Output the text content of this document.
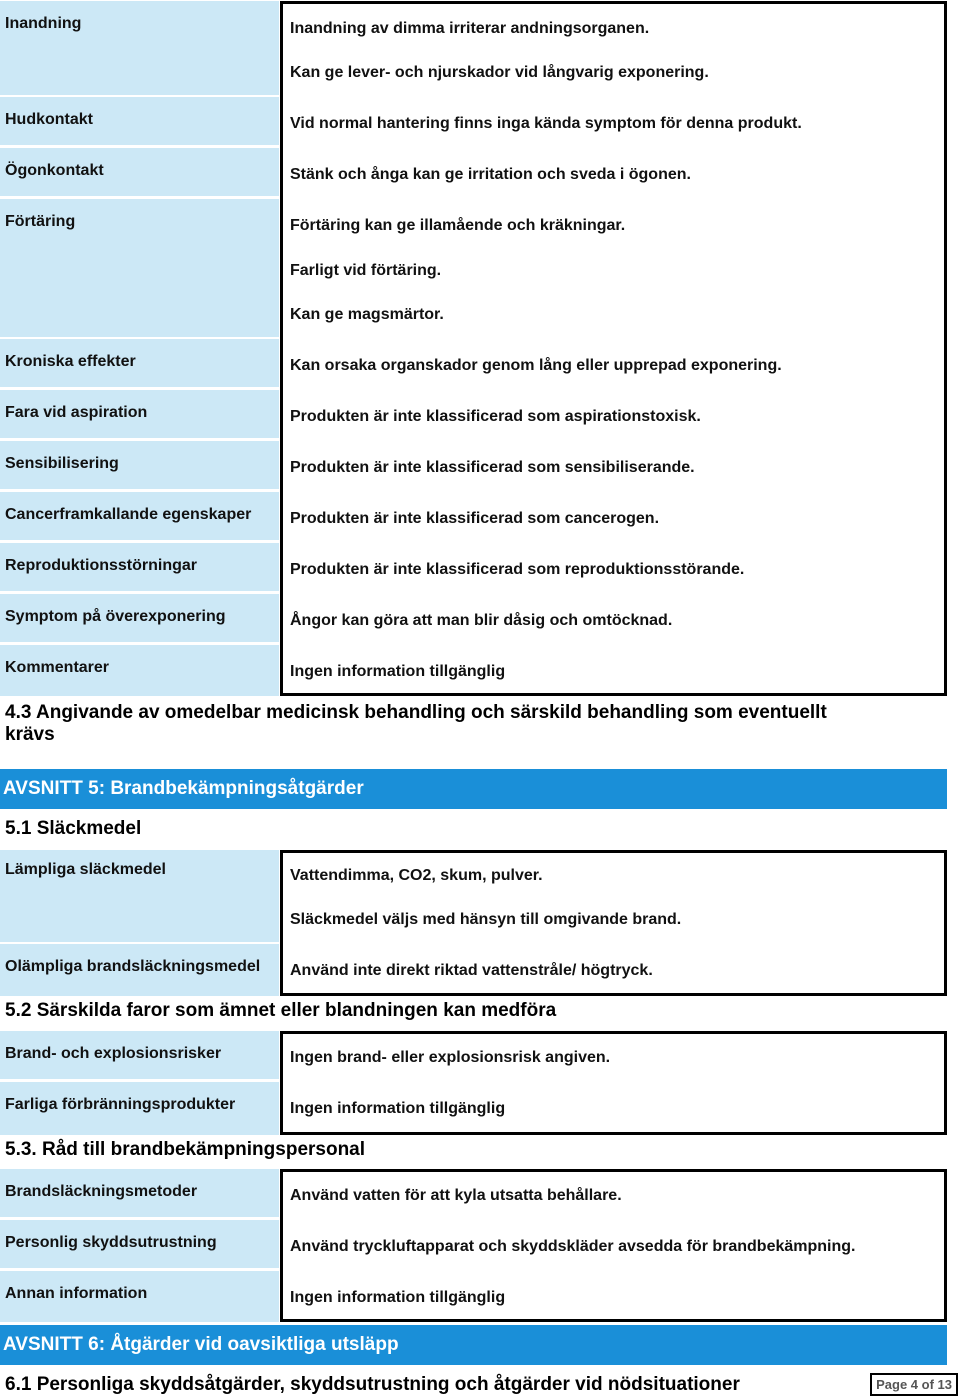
Inandning	Inandning av dimma irriterar andningsorganen.
Kan ge lever- och njurskador vid långvarig exponering.
Hudkontakt	Vid normal hantering finns inga kända symptom för denna produkt.
Ögonkontakt	Stänk och ånga kan ge irritation och sveda i ögonen.
Förtäring	Förtäring kan ge illamående och kräkningar.
Farligt vid förtäring.
Kan ge magsmärtor.
Kroniska effekter	Kan orsaka organskador genom lång eller upprepad exponering.
Fara vid aspiration	Produkten är inte klassificerad som aspirationstoxisk.
Sensibilisering	Produkten är inte klassificerad som sensibiliserande.
Cancerframkallande egenskaper Produkten är inte klassificerad som cancerogen.
Reproduktionsstörningar	Produkten är inte klassificerad som reproduktionsstörande.
Symptom på överexponering	Ångor kan göra att man blir dåsig och omtöcknad.
Kommentarer	Ingen information tillgänglig
4.3 Angivande av omedelbar medicinsk behandling och särskild behandling som eventuellt
krävs
AVSNITT 5: Brandbekämpningsåtgärder
5.1 Släckmedel
Lämpliga släckmedel	Vattendimma, CO2, skum, pulver.
Släckmedel väljs med hänsyn till omgivande brand.
Olämpliga brandsläckningsmedel Använd inte direkt riktad vattenstråle/ högtryck.
5.2 Särskilda faror som ämnet eller blandningen kan medföra
Brand- och explosionsrisker	Ingen brand- eller explosionsrisk angiven.
Farliga förbränningsprodukter	Ingen information tillgänglig
5.3. Råd till brandbekämpningspersonal
Brandsläckningsmetoder	Använd vatten för att kyla utsatta behållare.
Personlig skyddsutrustning	Använd tryckluftapparat och skyddskläder avsedda för brandbekämpning.
Annan information	Ingen information tillgänglig
AVSNITT 6: Åtgärder vid oavsiktliga utsläpp
6.1 Personliga skyddsåtgärder, skyddsutrustning och åtgärder vid nödsituationer	Page 4 of 13
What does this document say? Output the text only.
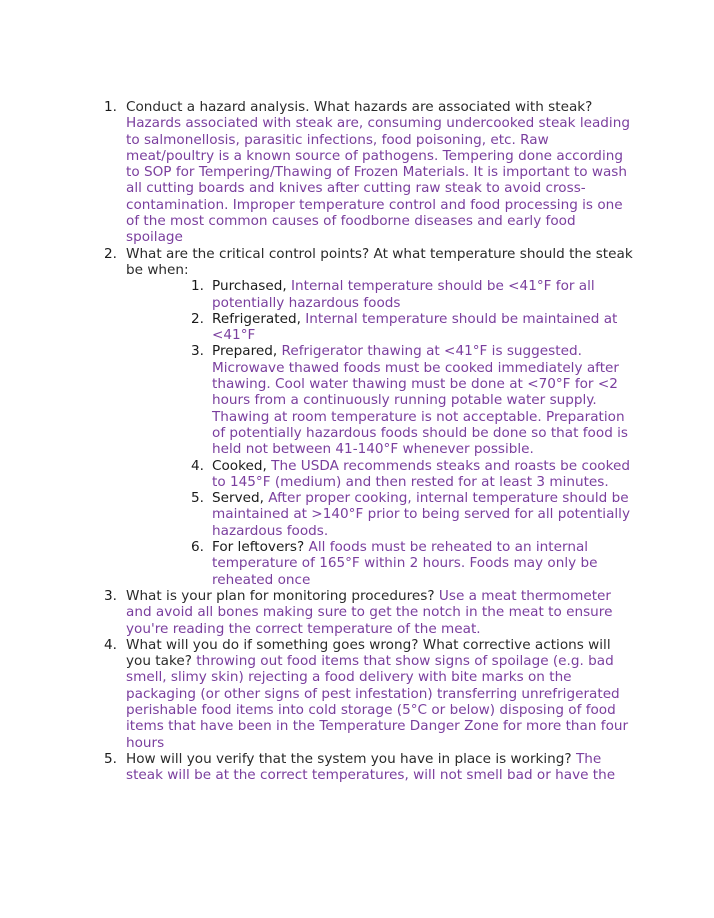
1. Conduct a hazard analysis. What hazards are associated with steak? Hazards associated with steak are, consuming undercooked steak leading to salmonellosis, parasitic infections, food poisoning, etc. Raw meat/poultry is a known source of pathogens. Tempering done according to SOP for Tempering/Thawing of Frozen Materials. It is important to wash all cutting boards and knives after cutting raw steak to avoid cross-contamination. Improper temperature control and food processing is one of the most common causes of foodborne diseases and early food spoilage
2. What are the critical control points? At what temperature should the steak be when:
1. Purchased, Internal temperature should be <41°F for all potentially hazardous foods
2. Refrigerated, Internal temperature should be maintained at <41°F
3. Prepared, Refrigerator thawing at <41°F is suggested. Microwave thawed foods must be cooked immediately after thawing. Cool water thawing must be done at <70°F for <2 hours from a continuously running potable water supply. Thawing at room temperature is not acceptable. Preparation of potentially hazardous foods should be done so that food is held not between 41-140°F whenever possible.
4. Cooked, The USDA recommends steaks and roasts be cooked to 145°F (medium) and then rested for at least 3 minutes.
5. Served, After proper cooking, internal temperature should be maintained at >140°F prior to being served for all potentially hazardous foods.
6. For leftovers? All foods must be reheated to an internal temperature of 165°F within 2 hours. Foods may only be reheated once
3. What is your plan for monitoring procedures? Use a meat thermometer and avoid all bones making sure to get the notch in the meat to ensure you're reading the correct temperature of the meat.
4. What will you do if something goes wrong? What corrective actions will you take? throwing out food items that show signs of spoilage (e.g. bad smell, slimy skin) rejecting a food delivery with bite marks on the packaging (or other signs of pest infestation) transferring unrefrigerated perishable food items into cold storage (5°C or below) disposing of food items that have been in the Temperature Danger Zone for more than four hours
5. How will you verify that the system you have in place is working? The steak will be at the correct temperatures, will not smell bad or have the
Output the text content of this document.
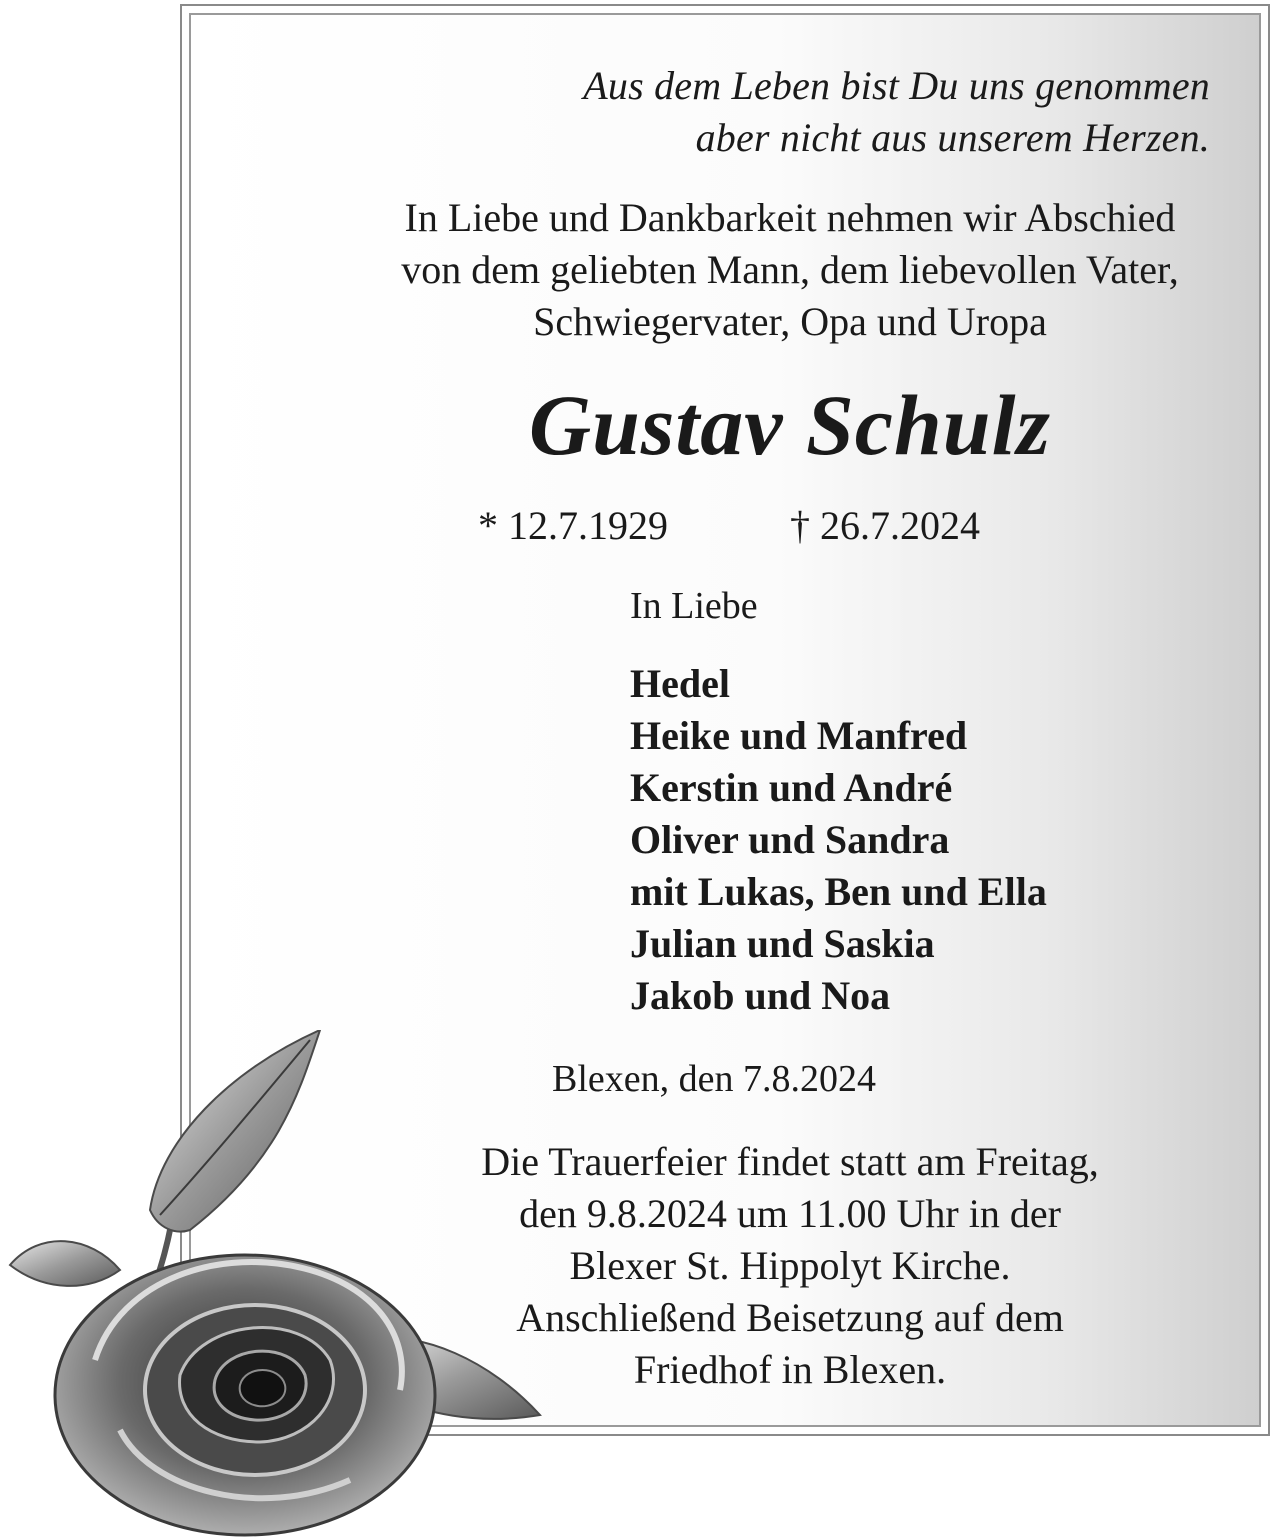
Aus dem Leben bist Du uns genommen
aber nicht aus unserem Herzen.
In Liebe und Dankbarkeit nehmen wir Abschied
von dem geliebten Mann, dem liebevollen Vater,
Schwiegervater, Opa und Uropa
Gustav Schulz
* 12.7.1929	† 26.7.2024
In Liebe
Hedel
Heike und Manfred
Kerstin und André
Oliver und Sandra
mit Lukas, Ben und Ella
Julian und Saskia
Jakob und Noa
Blexen, den 7.8.2024
Die Trauerfeier findet statt am Freitag,
den 9.8.2024 um 11.00 Uhr in der
Blexer St. Hippolyt Kirche.
Anschließend Beisetzung auf dem
Friedhof in Blexen.
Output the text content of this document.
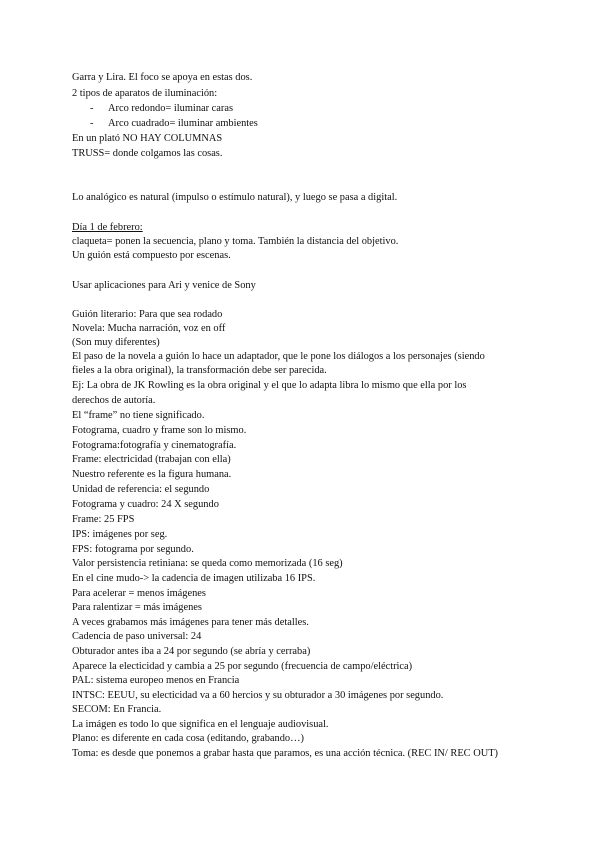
Garra y Lira. El foco se apoya en estas dos.
2 tipos de aparatos de iluminación:
- Arco redondo= iluminar caras
- Arco cuadrado= iluminar ambientes
En un plató NO HAY COLUMNAS
TRUSS= donde colgamos las cosas.
Lo analógico es natural (impulso o estímulo natural), y luego se pasa a digital.
Día 1 de febrero:
claqueta= ponen la secuencia, plano y toma. También la distancia del objetivo.
Un guión está compuesto por escenas.
Usar aplicaciones para Ari y venice de Sony
Guión literario: Para que sea rodado
Novela: Mucha narración, voz en off
(Son muy diferentes)
El paso de la novela a guión lo hace un adaptador, que le pone los diálogos a los personajes (siendo
fieles a la obra original), la transformación debe ser parecida.
Ej: La obra de JK Rowling es la obra original y el que lo adapta libra lo mismo que ella por los
derechos de autoría.
El “frame” no tiene significado.
Fotograma, cuadro y frame son lo mismo.
Fotograma:fotografía y cinematografía.
Frame: electricidad (trabajan con ella)
Nuestro referente es la figura humana.
Unidad de referencia: el segundo
Fotograma y cuadro: 24 X segundo
Frame: 25 FPS
IPS: imágenes por seg.
FPS: fotograma por segundo.
Valor persistencia retiniana: se queda como memorizada (16 seg)
En el cine mudo-> la cadencia de imagen utilizaba 16 IPS.
Para acelerar = menos imágenes
Para ralentizar = más imágenes
A veces grabamos más imágenes para tener más detalles.
Cadencia de paso universal: 24
Obturador antes iba a 24 por segundo (se abría y cerraba)
Aparece la electicidad y cambia a 25 por segundo (frecuencia de campo/eléctrica)
PAL: sistema europeo menos en Francia
INTSC: EEUU, su electicidad va a 60 hercios y su obturador a 30 imágenes por segundo.
SECOM: En Francia.
La imágen es todo lo que significa en el lenguaje audiovisual.
Plano: es diferente en cada cosa (editando, grabando…)
Toma: es desde que ponemos a grabar hasta que paramos, es una acción técnica. (REC IN/ REC OUT)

━━━━━━━━━━━━━━━━

Copy each line of the listing that carries the string "menos".

Para acelerar = menos imágenes
PAL: sistema europeo menos en Francia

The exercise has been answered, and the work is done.